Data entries

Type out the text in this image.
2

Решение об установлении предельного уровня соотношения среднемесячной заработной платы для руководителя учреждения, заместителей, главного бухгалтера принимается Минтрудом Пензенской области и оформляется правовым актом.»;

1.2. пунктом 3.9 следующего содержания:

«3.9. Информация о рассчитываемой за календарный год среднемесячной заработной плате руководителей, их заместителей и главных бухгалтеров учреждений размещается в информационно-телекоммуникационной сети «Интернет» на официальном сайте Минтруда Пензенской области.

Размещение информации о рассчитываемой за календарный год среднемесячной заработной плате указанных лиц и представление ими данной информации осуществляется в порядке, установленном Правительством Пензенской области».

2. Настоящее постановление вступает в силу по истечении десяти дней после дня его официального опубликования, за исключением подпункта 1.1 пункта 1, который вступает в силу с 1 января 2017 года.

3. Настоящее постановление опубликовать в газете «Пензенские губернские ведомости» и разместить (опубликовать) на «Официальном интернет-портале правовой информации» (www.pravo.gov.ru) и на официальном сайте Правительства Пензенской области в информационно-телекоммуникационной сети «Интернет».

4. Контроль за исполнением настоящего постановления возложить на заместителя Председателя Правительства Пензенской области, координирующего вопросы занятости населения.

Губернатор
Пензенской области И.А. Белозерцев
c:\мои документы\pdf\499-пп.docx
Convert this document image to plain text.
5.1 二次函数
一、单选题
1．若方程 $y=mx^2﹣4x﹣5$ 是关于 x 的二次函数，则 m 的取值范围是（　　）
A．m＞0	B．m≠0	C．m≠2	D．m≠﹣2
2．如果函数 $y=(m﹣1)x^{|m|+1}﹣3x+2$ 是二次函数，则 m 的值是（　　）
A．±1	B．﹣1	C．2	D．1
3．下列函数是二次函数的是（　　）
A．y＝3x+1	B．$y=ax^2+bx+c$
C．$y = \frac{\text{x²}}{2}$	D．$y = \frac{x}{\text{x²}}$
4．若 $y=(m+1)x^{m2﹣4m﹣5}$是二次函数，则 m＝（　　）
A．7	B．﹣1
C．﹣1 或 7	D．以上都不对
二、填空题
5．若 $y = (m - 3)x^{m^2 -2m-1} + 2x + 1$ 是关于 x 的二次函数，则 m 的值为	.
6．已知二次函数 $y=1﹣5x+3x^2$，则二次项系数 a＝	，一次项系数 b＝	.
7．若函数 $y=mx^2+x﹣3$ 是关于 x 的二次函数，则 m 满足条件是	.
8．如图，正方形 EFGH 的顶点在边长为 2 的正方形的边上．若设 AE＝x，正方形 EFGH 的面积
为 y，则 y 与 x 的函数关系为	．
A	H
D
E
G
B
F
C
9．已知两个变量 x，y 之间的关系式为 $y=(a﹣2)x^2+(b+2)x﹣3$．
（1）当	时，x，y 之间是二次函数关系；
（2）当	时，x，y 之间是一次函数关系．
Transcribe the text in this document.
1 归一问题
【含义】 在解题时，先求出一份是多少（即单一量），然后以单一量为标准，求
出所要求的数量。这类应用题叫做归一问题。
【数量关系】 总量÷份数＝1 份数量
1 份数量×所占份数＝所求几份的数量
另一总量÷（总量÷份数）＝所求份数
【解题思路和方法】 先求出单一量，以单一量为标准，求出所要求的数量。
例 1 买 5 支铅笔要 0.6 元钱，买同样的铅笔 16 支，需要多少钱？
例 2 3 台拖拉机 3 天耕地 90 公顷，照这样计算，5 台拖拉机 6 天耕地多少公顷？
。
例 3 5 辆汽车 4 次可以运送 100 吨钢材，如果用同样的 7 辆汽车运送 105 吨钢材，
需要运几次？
---
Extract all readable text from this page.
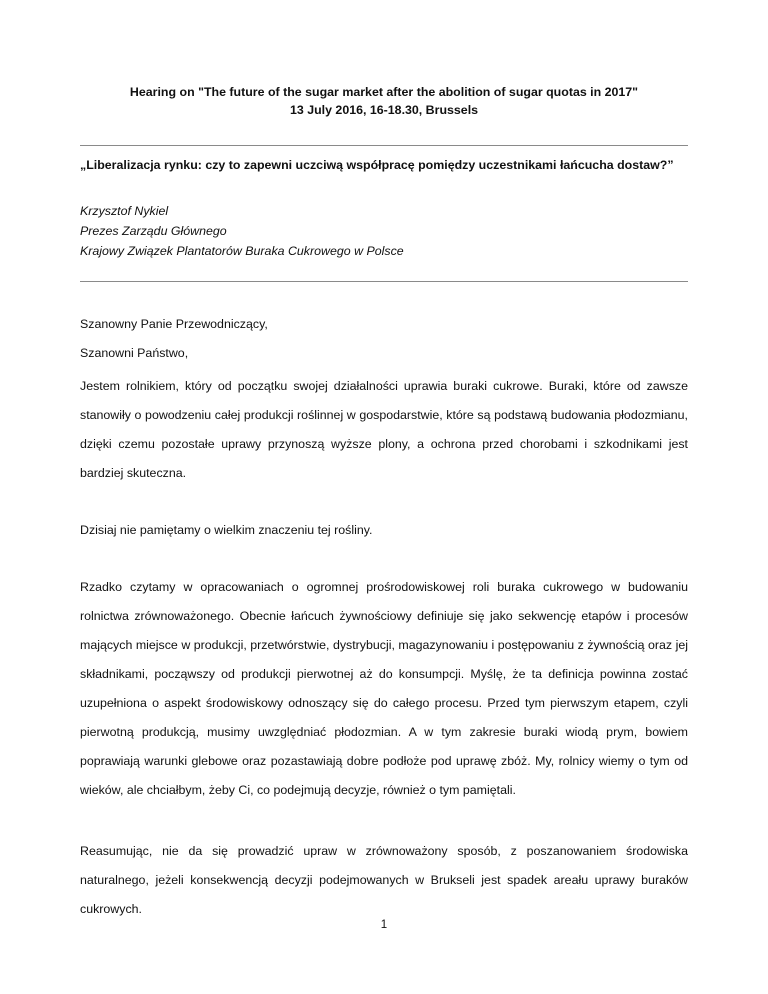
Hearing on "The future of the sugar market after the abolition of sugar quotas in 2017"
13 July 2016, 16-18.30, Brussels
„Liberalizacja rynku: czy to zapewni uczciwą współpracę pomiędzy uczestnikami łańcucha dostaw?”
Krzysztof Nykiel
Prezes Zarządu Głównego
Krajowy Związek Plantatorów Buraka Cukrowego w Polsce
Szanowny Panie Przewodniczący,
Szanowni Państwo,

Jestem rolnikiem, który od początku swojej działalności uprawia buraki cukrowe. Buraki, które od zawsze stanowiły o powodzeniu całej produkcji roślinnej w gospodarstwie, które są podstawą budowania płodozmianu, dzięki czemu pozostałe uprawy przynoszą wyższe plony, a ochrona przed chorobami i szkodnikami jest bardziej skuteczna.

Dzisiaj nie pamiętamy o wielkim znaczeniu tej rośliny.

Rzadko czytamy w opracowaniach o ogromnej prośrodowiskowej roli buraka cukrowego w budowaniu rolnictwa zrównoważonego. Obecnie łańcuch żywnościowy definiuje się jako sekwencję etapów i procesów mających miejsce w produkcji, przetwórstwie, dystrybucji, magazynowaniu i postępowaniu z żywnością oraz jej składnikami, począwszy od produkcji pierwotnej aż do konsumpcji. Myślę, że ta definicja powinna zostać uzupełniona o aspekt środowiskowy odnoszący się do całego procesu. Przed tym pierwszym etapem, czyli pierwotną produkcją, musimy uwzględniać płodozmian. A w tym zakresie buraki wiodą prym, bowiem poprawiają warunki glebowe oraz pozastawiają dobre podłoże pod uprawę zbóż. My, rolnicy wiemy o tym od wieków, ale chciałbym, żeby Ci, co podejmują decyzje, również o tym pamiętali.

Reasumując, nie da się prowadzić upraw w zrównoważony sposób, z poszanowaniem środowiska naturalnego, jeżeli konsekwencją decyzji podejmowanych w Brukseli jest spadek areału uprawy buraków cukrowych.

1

* **Goal**
Each line that holds the word "image" should be extracted from the records.

* **Output for this exercise**
Type out the text in this image.
Convert this document image to plain text.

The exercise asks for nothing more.